→ **Task input**:
------
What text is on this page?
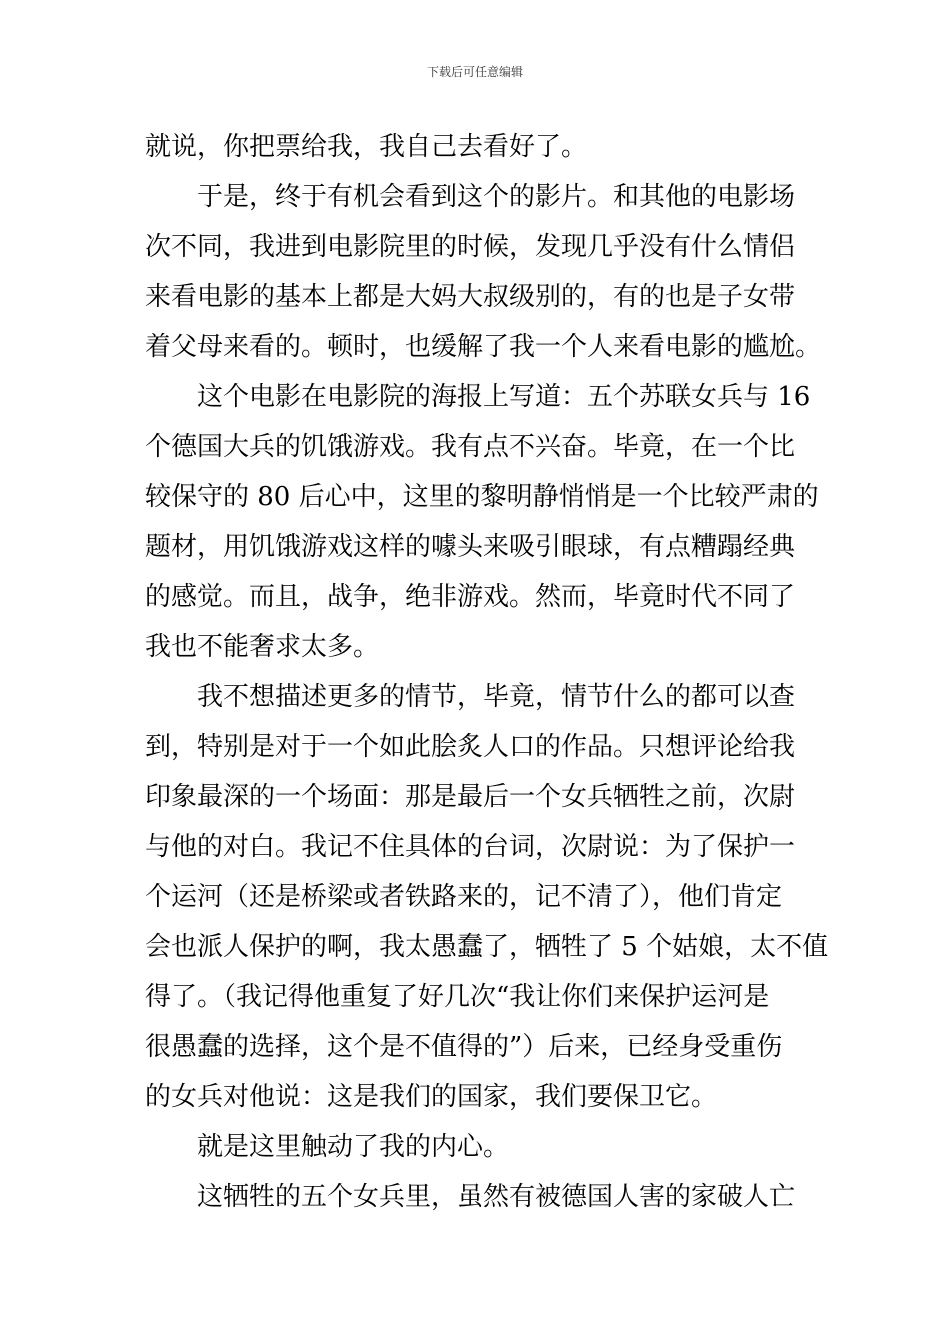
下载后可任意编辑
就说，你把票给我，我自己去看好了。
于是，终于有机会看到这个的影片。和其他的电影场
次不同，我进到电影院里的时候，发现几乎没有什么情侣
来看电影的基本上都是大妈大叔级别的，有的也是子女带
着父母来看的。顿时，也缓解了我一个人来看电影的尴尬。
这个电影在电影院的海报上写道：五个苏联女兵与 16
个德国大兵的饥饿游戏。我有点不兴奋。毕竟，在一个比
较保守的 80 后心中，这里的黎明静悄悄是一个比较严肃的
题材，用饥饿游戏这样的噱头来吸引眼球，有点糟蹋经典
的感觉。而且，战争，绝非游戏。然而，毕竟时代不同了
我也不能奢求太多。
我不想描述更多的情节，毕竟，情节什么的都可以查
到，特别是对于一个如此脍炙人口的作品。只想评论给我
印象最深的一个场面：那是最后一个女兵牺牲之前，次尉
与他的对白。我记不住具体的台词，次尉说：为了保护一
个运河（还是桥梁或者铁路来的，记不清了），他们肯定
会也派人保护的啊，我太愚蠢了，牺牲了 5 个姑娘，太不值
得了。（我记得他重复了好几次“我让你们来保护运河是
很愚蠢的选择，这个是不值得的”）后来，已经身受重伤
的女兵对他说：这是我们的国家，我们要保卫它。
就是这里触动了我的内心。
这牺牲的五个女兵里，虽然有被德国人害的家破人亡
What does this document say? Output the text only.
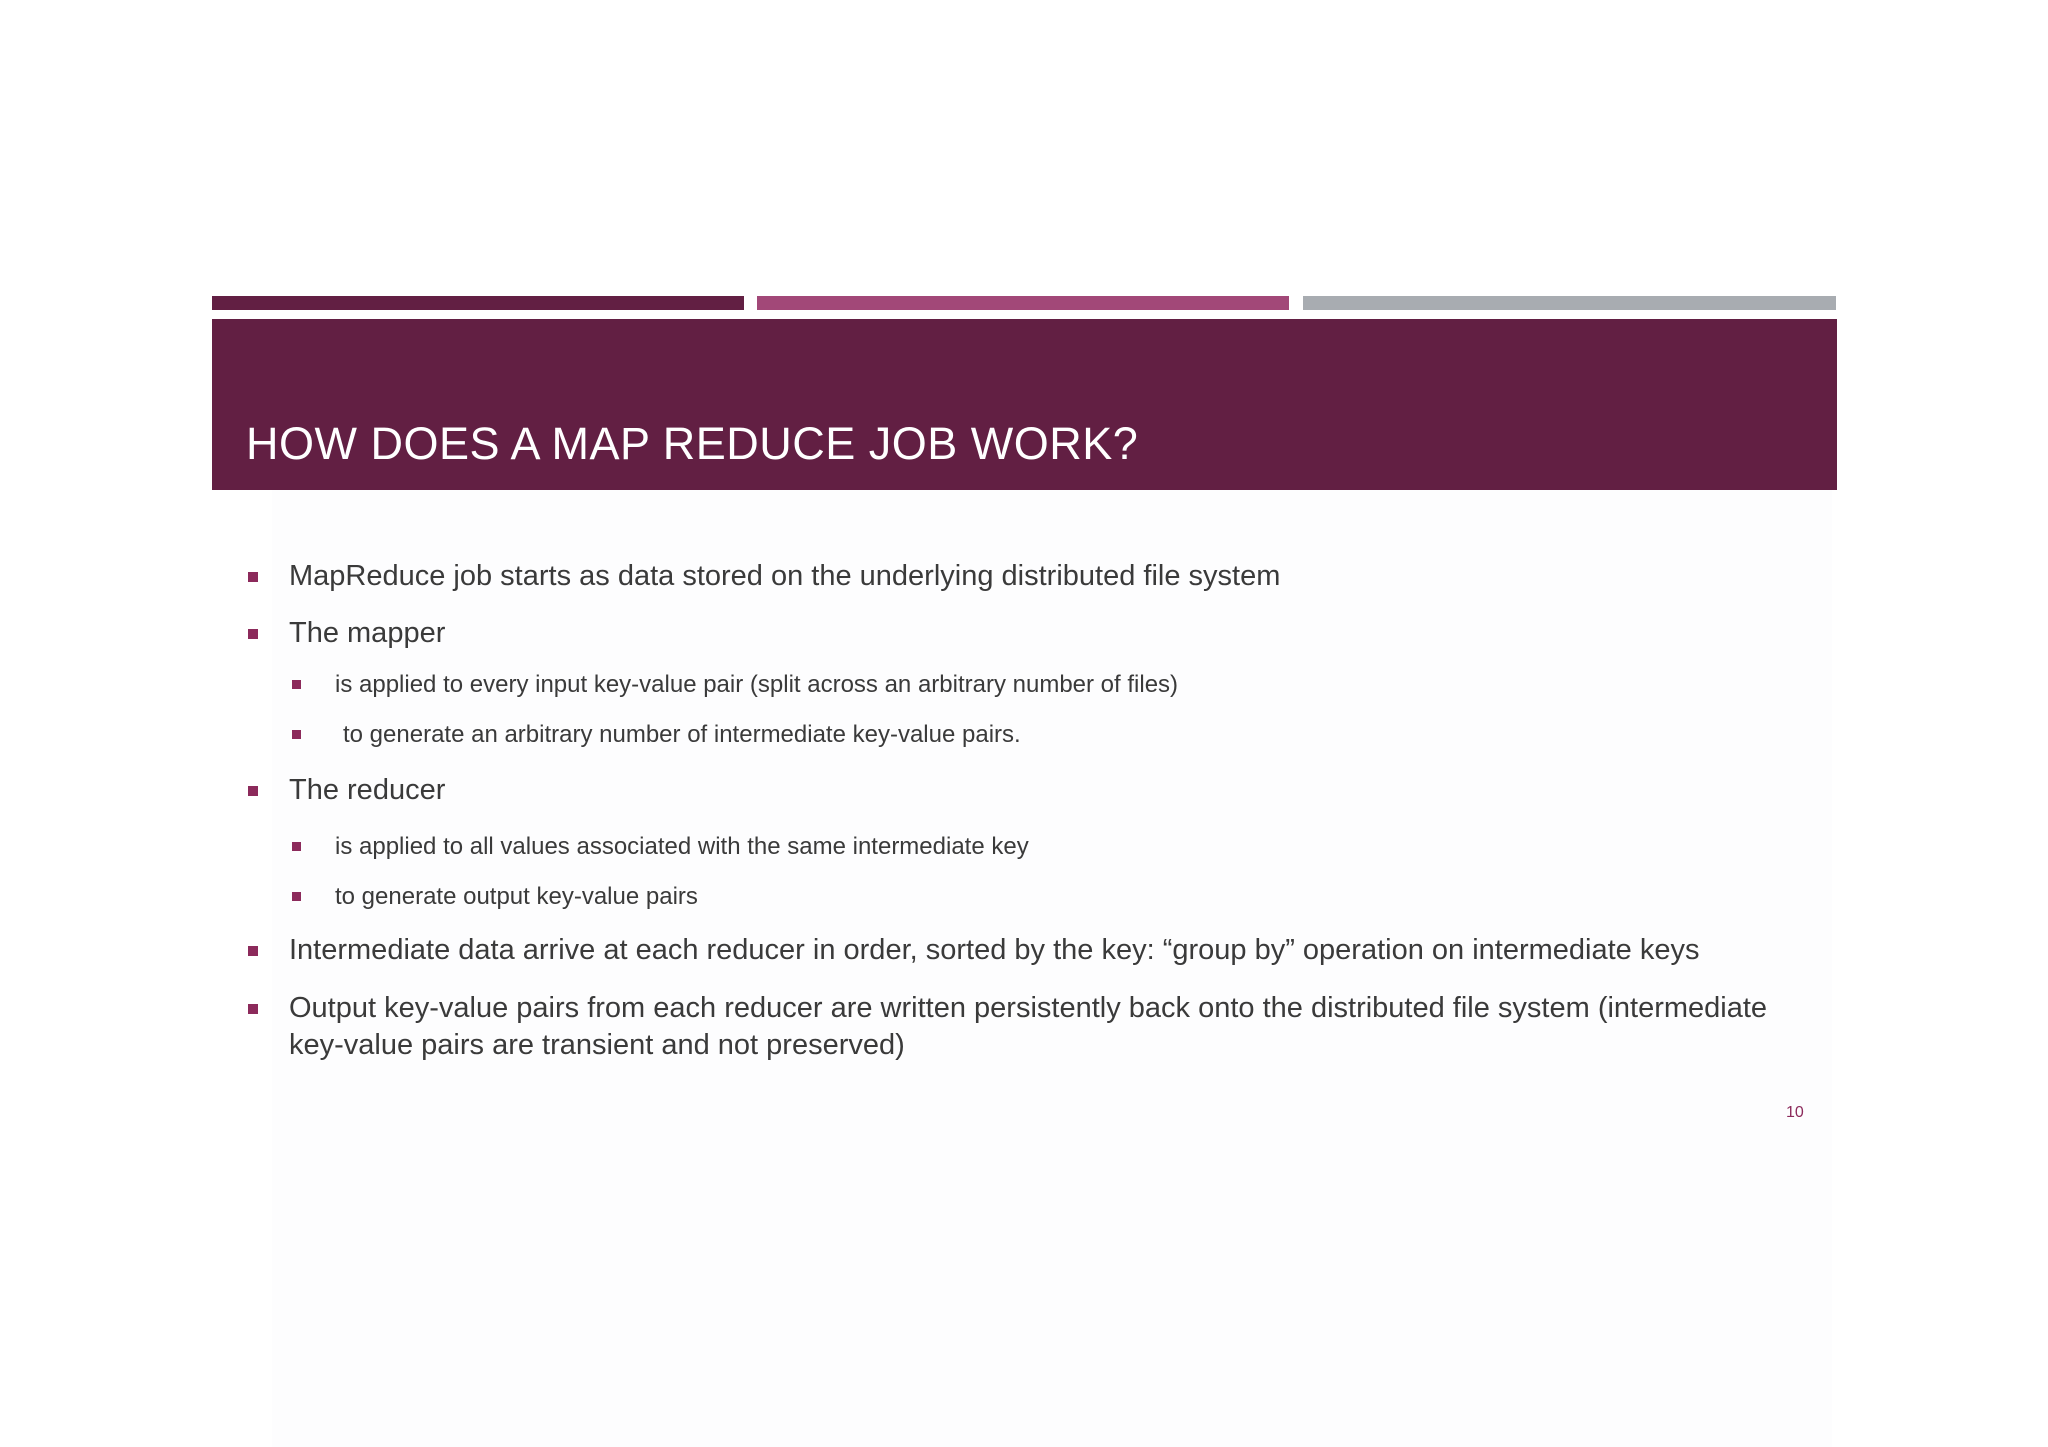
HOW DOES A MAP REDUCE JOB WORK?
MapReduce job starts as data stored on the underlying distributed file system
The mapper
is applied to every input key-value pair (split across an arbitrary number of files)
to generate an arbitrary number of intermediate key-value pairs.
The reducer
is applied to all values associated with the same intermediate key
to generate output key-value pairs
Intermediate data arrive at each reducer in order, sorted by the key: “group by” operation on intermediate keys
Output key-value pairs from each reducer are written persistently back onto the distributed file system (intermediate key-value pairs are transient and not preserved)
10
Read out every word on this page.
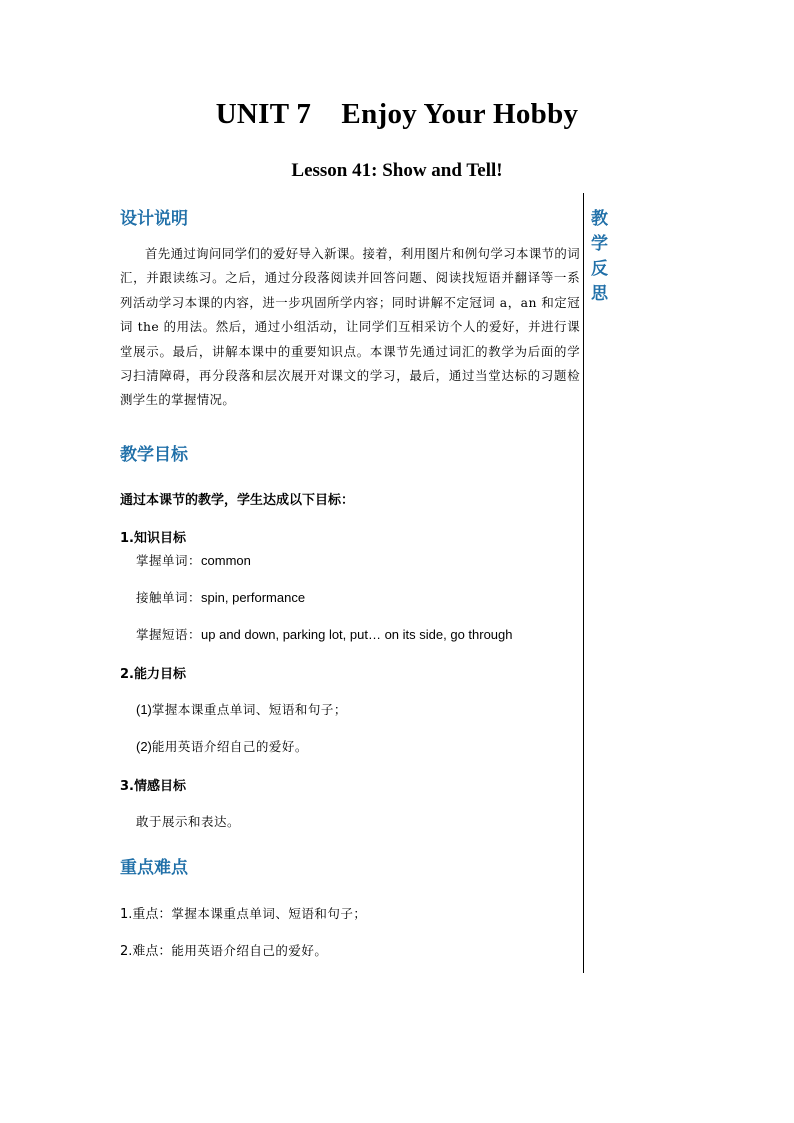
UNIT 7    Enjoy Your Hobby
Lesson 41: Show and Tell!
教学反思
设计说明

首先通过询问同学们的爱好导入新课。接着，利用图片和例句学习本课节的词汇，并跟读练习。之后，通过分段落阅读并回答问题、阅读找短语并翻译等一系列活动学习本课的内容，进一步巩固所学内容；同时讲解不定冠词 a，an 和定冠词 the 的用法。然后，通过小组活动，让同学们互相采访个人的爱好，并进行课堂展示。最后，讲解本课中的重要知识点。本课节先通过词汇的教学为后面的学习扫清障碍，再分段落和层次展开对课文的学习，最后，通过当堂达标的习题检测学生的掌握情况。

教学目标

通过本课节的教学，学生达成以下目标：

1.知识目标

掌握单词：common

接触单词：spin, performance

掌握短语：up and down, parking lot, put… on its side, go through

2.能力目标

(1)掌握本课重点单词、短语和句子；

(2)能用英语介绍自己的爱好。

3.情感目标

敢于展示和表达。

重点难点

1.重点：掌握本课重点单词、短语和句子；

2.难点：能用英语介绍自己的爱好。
------
→ **Task to complete**: Make an exact copy of only those lines that run from the line with "What does this" through the end of the records, excluding pictures.

→ **Response for this exercise**:
What does this document say? Output the text only.
HOW DOES A MAP REDUCE JOB WORK?
MapReduce job starts as data stored on the underlying distributed file system
The mapper
is applied to every input key-value pair (split across an arbitrary number of files)
to generate an arbitrary number of intermediate key-value pairs.
The reducer
is applied to all values associated with the same intermediate key
to generate output key-value pairs
Intermediate data arrive at each reducer in order, sorted by the key: “group by” operation on intermediate keys
Output key-value pairs from each reducer are written persistently back onto the distributed file system (intermediate key-value pairs are transient and not preserved)
10
Read out every word on this page.
UNIT 7    Enjoy Your Hobby
Lesson 41: Show and Tell!
教学反思
设计说明

首先通过询问同学们的爱好导入新课。接着，利用图片和例句学习本课节的词汇，并跟读练习。之后，通过分段落阅读并回答问题、阅读找短语并翻译等一系列活动学习本课的内容，进一步巩固所学内容；同时讲解不定冠词 a，an 和定冠词 the 的用法。然后，通过小组活动，让同学们互相采访个人的爱好，并进行课堂展示。最后，讲解本课中的重要知识点。本课节先通过词汇的教学为后面的学习扫清障碍，再分段落和层次展开对课文的学习，最后，通过当堂达标的习题检测学生的掌握情况。

教学目标

通过本课节的教学，学生达成以下目标：

1.知识目标

掌握单词：common

接触单词：spin, performance

掌握短语：up and down, parking lot, put… on its side, go through

2.能力目标

(1)掌握本课重点单词、短语和句子；

(2)能用英语介绍自己的爱好。

3.情感目标

敢于展示和表达。

重点难点

1.重点：掌握本课重点单词、短语和句子；

2.难点：能用英语介绍自己的爱好。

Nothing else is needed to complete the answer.